** Start RECORDS SHOWN **

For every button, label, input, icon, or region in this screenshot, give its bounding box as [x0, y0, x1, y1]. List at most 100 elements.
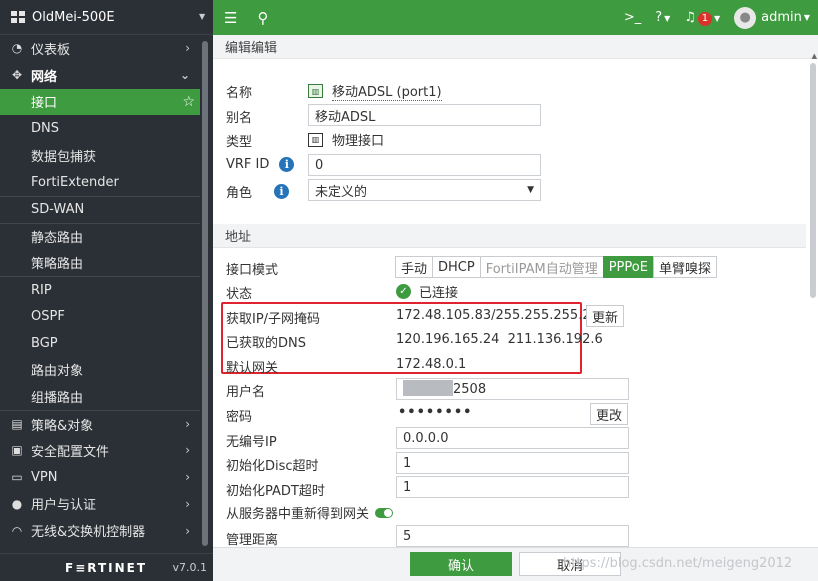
username: admin: [761, 10, 802, 25]
role-select[interactable]: 未定义的 ▼: [308, 179, 541, 201]
help-icon[interactable]: ? ▼: [655, 10, 670, 25]
sidebar-item-ospf[interactable]: OSPF: [0, 303, 200, 330]
star-icon[interactable]: ☆: [182, 94, 195, 110]
notifications-button[interactable]: ♫ 1 ▼: [684, 10, 720, 26]
version-label: v7.0.1: [172, 561, 208, 574]
sidebar-item-static-routes[interactable]: 静态路由: [0, 222, 200, 250]
check-circle-icon: ✓: [396, 284, 411, 299]
wifi-icon: ◠: [11, 523, 23, 538]
unnumbered-ip-input[interactable]: 0.0.0.0: [396, 427, 629, 449]
fortigate-logo-icon: [11, 11, 25, 23]
info-icon[interactable]: i: [274, 184, 290, 199]
cli-console-icon[interactable]: >_: [624, 10, 641, 25]
sidebar-menu: ◔ 仪表板 › ✥ 网络 ⌄ 接口 ☆ DNS 数据包捕获 FortiExten…: [0, 35, 200, 544]
dashboard-icon: ◔: [11, 41, 23, 56]
disc-timeout-label: 初始化Disc超时: [226, 459, 319, 474]
ok-button[interactable]: 确认: [410, 552, 512, 576]
mode-dhcp[interactable]: DHCP: [432, 256, 481, 278]
vrf-label: VRF ID i: [226, 157, 295, 172]
sidebar-item-sd-wan[interactable]: SD-WAN: [0, 195, 200, 223]
refresh-button[interactable]: 更新: [586, 305, 625, 327]
chevron-right-icon: ›: [185, 443, 190, 458]
gateway-from-server-toggle[interactable]: [375, 507, 394, 518]
sidebar: OldMei-500E ▼ ◔ 仪表板 › ✥ 网络 ⌄ 接口 ☆ DNS 数据…: [0, 0, 213, 581]
sidebar-item-dns[interactable]: DNS: [0, 115, 200, 142]
sidebar-item-policy-objects[interactable]: ▤ 策略&对象 ›: [0, 410, 200, 437]
monitor-icon: ▭: [11, 470, 23, 485]
change-password-button[interactable]: 更改: [590, 403, 629, 425]
password-label: 密码: [226, 410, 253, 425]
user-icon: ●: [11, 496, 23, 511]
dns-value: 120.196.165.24 211.136.192.6: [396, 332, 603, 347]
section-header-address: 地址: [213, 224, 806, 248]
distance-input[interactable]: 5: [396, 525, 629, 547]
device-selector[interactable]: OldMei-500E ▼: [0, 0, 213, 35]
sidebar-item-multicast[interactable]: 组播路由: [0, 383, 200, 410]
main-scrollbar[interactable]: [810, 63, 816, 298]
scrollbar-thumb[interactable]: [202, 41, 208, 546]
sidebar-footer: F≡RTINET v7.0.1: [0, 553, 213, 581]
notification-badge: 1: [697, 11, 712, 26]
chevron-right-icon: ›: [185, 41, 190, 56]
alias-input[interactable]: 移动ADSL: [308, 104, 541, 126]
alias-label: 别名: [226, 111, 253, 126]
username-label: 用户名: [226, 385, 266, 400]
dns-label: 已获取的DNS: [226, 336, 306, 351]
disc-timeout-input[interactable]: 1: [396, 452, 629, 474]
chevron-down-icon: ⌄: [179, 68, 190, 83]
sidebar-item-security-profiles[interactable]: ▣ 安全配置文件 ›: [0, 437, 200, 464]
password-value: ••••••••: [398, 405, 473, 420]
sidebar-item-vpn[interactable]: ▭ VPN ›: [0, 464, 200, 491]
type-value: ▥ 物理接口: [308, 130, 384, 149]
user-menu[interactable]: ● admin ▼: [734, 6, 810, 29]
status-label: 状态: [226, 287, 253, 302]
name-value: ▥ 移动ADSL (port1): [308, 81, 442, 101]
sidebar-item-policy-routes[interactable]: 策略路由: [0, 249, 200, 276]
chevron-right-icon: ›: [185, 523, 190, 538]
caret-down-icon: ▼: [199, 12, 206, 21]
search-icon[interactable]: ⚲: [257, 9, 268, 27]
watermark: https://blog.csdn.net/meigeng2012: [563, 556, 793, 571]
gateway-from-server-label: 从服务器中重新得到网关: [226, 503, 394, 522]
top-bar-actions: >_ ? ▼ ♫ 1 ▼ ● admin ▼: [624, 0, 810, 35]
ip-label: 获取IP/子网掩码: [226, 312, 321, 327]
bell-icon: ♫: [684, 9, 696, 25]
mode-sniffer[interactable]: 单臂嗅探: [652, 256, 717, 278]
device-name: OldMei-500E: [32, 9, 115, 25]
type-label: 类型: [226, 135, 253, 150]
physical-port-icon: ▥: [308, 132, 323, 147]
sidebar-item-fortiextender[interactable]: FortiExtender: [0, 169, 200, 196]
mode-fortiipam[interactable]: FortiIPAM自动管理: [479, 256, 604, 278]
sidebar-item-dashboard[interactable]: ◔ 仪表板 ›: [0, 35, 200, 62]
role-label: 角色 i: [226, 182, 290, 201]
sidebar-item-bgp[interactable]: BGP: [0, 330, 200, 357]
sidebar-item-wifi-switch[interactable]: ◠ 无线&交换机控制器 ›: [0, 517, 200, 544]
vrf-input[interactable]: 0: [308, 154, 541, 176]
sidebar-item-network[interactable]: ✥ 网络 ⌄: [0, 62, 200, 89]
gateway-label: 默认网关: [226, 361, 279, 376]
interface-mode-selector: 手动 DHCP FortiIPAM自动管理 PPPoE 单臂嗅探: [395, 256, 717, 278]
policy-icon: ▤: [11, 417, 23, 432]
lock-icon: ▣: [11, 443, 23, 458]
padt-timeout-input[interactable]: 1: [396, 476, 629, 498]
padt-timeout-label: 初始化PADT超时: [226, 484, 325, 499]
sidebar-scrollbar[interactable]: [201, 36, 209, 546]
mode-pppoe[interactable]: PPPoE: [602, 256, 654, 278]
interface-mode-label: 接口模式: [226, 263, 279, 278]
sidebar-item-rip[interactable]: RIP: [0, 276, 200, 303]
sidebar-item-interfaces[interactable]: 接口 ☆: [0, 88, 200, 116]
sidebar-item-routing-objects[interactable]: 路由对象: [0, 357, 200, 384]
info-icon[interactable]: i: [279, 157, 295, 172]
chevron-right-icon: ›: [185, 470, 190, 485]
chevron-right-icon: ›: [185, 417, 190, 432]
fortinet-logo: F≡RTINET: [65, 560, 148, 575]
sidebar-item-user-auth[interactable]: ● 用户与认证 ›: [0, 491, 200, 518]
mode-manual[interactable]: 手动: [395, 256, 434, 278]
top-bar: ☰ ⚲ >_ ? ▼ ♫ 1 ▼ ● admin ▼: [213, 0, 818, 35]
sidebar-item-packet-capture[interactable]: 数据包捕获: [0, 142, 200, 169]
scroll-up-icon[interactable]: ▲: [812, 52, 817, 60]
ip-value: 172.48.105.83/255.255.255.255: [396, 308, 608, 323]
menu-icon[interactable]: ☰: [224, 9, 237, 27]
caret-down-icon: ▼: [527, 185, 534, 195]
avatar: ●: [734, 6, 757, 29]
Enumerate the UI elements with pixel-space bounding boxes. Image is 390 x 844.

** End RECORDS SHOWN **

**EXERCISE DIRECTIONS:**
Write out every row above as a numbered list, skipping blank lines and leaving out the pictures.

**EXERCISE RESULT:**
1. For every button, label, input, icon, or region in this screenshot, give its bounding box as [x0, y0, x1, y1]. List at most 100 elements.
2. username: admin: [761, 10, 802, 25]
3. role-select[interactable]: 未定义的 ▼: [308, 179, 541, 201]
4. help-icon[interactable]: ? ▼: [655, 10, 670, 25]
5. sidebar-item-ospf[interactable]: OSPF: [0, 303, 200, 330]
6. star-icon[interactable]: ☆: [182, 94, 195, 110]
7. notifications-button[interactable]: ♫ 1 ▼: [684, 10, 720, 26]
8. version-label: v7.0.1: [172, 561, 208, 574]
9. sidebar-item-static-routes[interactable]: 静态路由: [0, 222, 200, 250]
10. check-circle-icon: ✓: [396, 284, 411, 299]
11. wifi-icon: ◠: [11, 523, 23, 538]
12. unnumbered-ip-input[interactable]: 0.0.0.0: [396, 427, 629, 449]
13. fortigate-logo-icon: [11, 11, 25, 23]
14. info-icon[interactable]: i: [274, 184, 290, 199]
15. cli-console-icon[interactable]: >_: [624, 10, 641, 25]
16. sidebar-menu: ◔ 仪表板 › ✥ 网络 ⌄ 接口 ☆ DNS 数据包捕获 FortiExten…: [0, 35, 200, 544]
17. dashboard-icon: ◔: [11, 41, 23, 56]
18. disc-timeout-label: 初始化Disc超时: [226, 459, 319, 474]
19. ok-button[interactable]: 确认: [410, 552, 512, 576]
20. mode-dhcp[interactable]: DHCP: [432, 256, 481, 278]
21. vrf-label: VRF ID i: [226, 157, 295, 172]
22. sidebar-item-sd-wan[interactable]: SD-WAN: [0, 195, 200, 223]
23. refresh-button[interactable]: 更新: [586, 305, 625, 327]
24. chevron-right-icon: ›: [185, 443, 190, 458]
25. gateway-from-server-toggle[interactable]: [375, 507, 394, 518]
26. sidebar: OldMei-500E ▼ ◔ 仪表板 › ✥ 网络 ⌄ 接口 ☆ DNS 数据…: [0, 0, 213, 581]
27. sidebar-item-dns[interactable]: DNS: [0, 115, 200, 142]
28. sidebar-item-policy-objects[interactable]: ▤ 策略&对象 ›: [0, 410, 200, 437]
29. monitor-icon: ▭: [11, 470, 23, 485]
30. change-password-button[interactable]: 更改: [590, 403, 629, 425]
31. password-label: 密码: [226, 410, 253, 425]
32. user-icon: ●: [11, 496, 23, 511]
33. dns-value: 120.196.165.24 211.136.192.6: [396, 332, 603, 347]
34. section-header-address: 地址: [213, 224, 806, 248]
35. distance-input[interactable]: 5: [396, 525, 629, 547]
36. device-selector[interactable]: OldMei-500E ▼: [0, 0, 213, 35]
37. sidebar-item-multicast[interactable]: 组播路由: [0, 383, 200, 410]
38. main-scrollbar[interactable]: [810, 63, 816, 298]
39. scrollbar-thumb[interactable]: [202, 41, 208, 546]
40. sidebar-footer: F≡RTINET v7.0.1: [0, 553, 213, 581]
41. notification-badge: 1: [697, 11, 712, 26]
42. chevron-right-icon: ›: [185, 41, 190, 56]
43. alias-input[interactable]: 移动ADSL: [308, 104, 541, 126]
44. alias-label: 别名: [226, 111, 253, 126]
45. username-label: 用户名: [226, 385, 266, 400]
46. dns-label: 已获取的DNS: [226, 336, 306, 351]
47. disc-timeout-input[interactable]: 1: [396, 452, 629, 474]
48. chevron-down-icon: ⌄: [179, 68, 190, 83]
49. sidebar-item-security-profiles[interactable]: ▣ 安全配置文件 ›: [0, 437, 200, 464]
50. password-value: ••••••••: [398, 405, 473, 420]
51. sidebar-item-vpn[interactable]: ▭ VPN ›: [0, 464, 200, 491]
52. type-value: ▥ 物理接口: [308, 130, 384, 149]
53. user-menu[interactable]: ● admin ▼: [734, 6, 810, 29]
54. status-label: 状态: [226, 287, 253, 302]
55. name-value: ▥ 移动ADSL (port1): [308, 81, 442, 101]
56. sidebar-item-policy-routes[interactable]: 策略路由: [0, 249, 200, 276]
57. chevron-right-icon: ›: [185, 523, 190, 538]
58. caret-down-icon: ▼: [199, 12, 206, 21]
59. search-icon[interactable]: ⚲: [257, 9, 268, 27]
60. watermark: https://blog.csdn.net/meigeng2012: [563, 556, 793, 571]
61. gateway-from-server-label: 从服务器中重新得到网关: [226, 503, 394, 522]
62. top-bar-actions: >_ ? ▼ ♫ 1 ▼ ● admin ▼: [624, 0, 810, 35]
63. ip-label: 获取IP/子网掩码: [226, 312, 321, 327]
64. bell-icon: ♫: [684, 9, 696, 25]
65. mode-sniffer[interactable]: 单臂嗅探: [652, 256, 717, 278]
66. device-name: OldMei-500E: [32, 9, 115, 25]
67. type-label: 类型: [226, 135, 253, 150]
68. physical-port-icon: ▥: [308, 132, 323, 147]
69. sidebar-item-fortiextender[interactable]: FortiExtender: [0, 169, 200, 196]
70. mode-fortiipam[interactable]: FortiIPAM自动管理: [479, 256, 604, 278]
71. sidebar-item-dashboard[interactable]: ◔ 仪表板 ›: [0, 35, 200, 62]
72. role-label: 角色 i: [226, 182, 290, 201]
73. sidebar-item-bgp[interactable]: BGP: [0, 330, 200, 357]
74. sidebar-item-wifi-switch[interactable]: ◠ 无线&交换机控制器 ›: [0, 517, 200, 544]
75. vrf-input[interactable]: 0: [308, 154, 541, 176]
76. sidebar-item-network[interactable]: ✥ 网络 ⌄: [0, 62, 200, 89]
77. gateway-label: 默认网关: [226, 361, 279, 376]
78. interface-mode-selector: 手动 DHCP FortiIPAM自动管理 PPPoE 单臂嗅探: [395, 256, 717, 278]
79. policy-icon: ▤: [11, 417, 23, 432]
80. lock-icon: ▣: [11, 443, 23, 458]
81. padt-timeout-input[interactable]: 1: [396, 476, 629, 498]
82. padt-timeout-label: 初始化PADT超时: [226, 484, 325, 499]
83. sidebar-scrollbar[interactable]: [201, 36, 209, 546]
84. mode-pppoe[interactable]: PPPoE: [602, 256, 654, 278]
85. interface-mode-label: 接口模式: [226, 263, 279, 278]
86. sidebar-item-rip[interactable]: RIP: [0, 276, 200, 303]
87. sidebar-item-interfaces[interactable]: 接口 ☆: [0, 88, 200, 116]
88. sidebar-item-routing-objects[interactable]: 路由对象: [0, 357, 200, 384]
89. info-icon[interactable]: i: [279, 157, 295, 172]
90. chevron-right-icon: ›: [185, 470, 190, 485]
91. chevron-right-icon: ›: [185, 417, 190, 432]
92. fortinet-logo: F≡RTINET: [65, 560, 148, 575]
93. sidebar-item-user-auth[interactable]: ● 用户与认证 ›: [0, 491, 200, 518]
94. mode-manual[interactable]: 手动: [395, 256, 434, 278]
95. top-bar: ☰ ⚲ >_ ? ▼ ♫ 1 ▼ ● admin ▼: [213, 0, 818, 35]
96. sidebar-item-packet-capture[interactable]: 数据包捕获: [0, 142, 200, 169]
97. scroll-up-icon[interactable]: ▲: [812, 52, 817, 60]
98. ip-value: 172.48.105.83/255.255.255.255: [396, 308, 608, 323]
99. menu-icon[interactable]: ☰: [224, 9, 237, 27]
100. caret-down-icon: ▼: [527, 185, 534, 195]
101. avatar: ●: [734, 6, 757, 29]
102. Enumerate the UI elements with pixel-space bounding boxes. Image is 390 x 844.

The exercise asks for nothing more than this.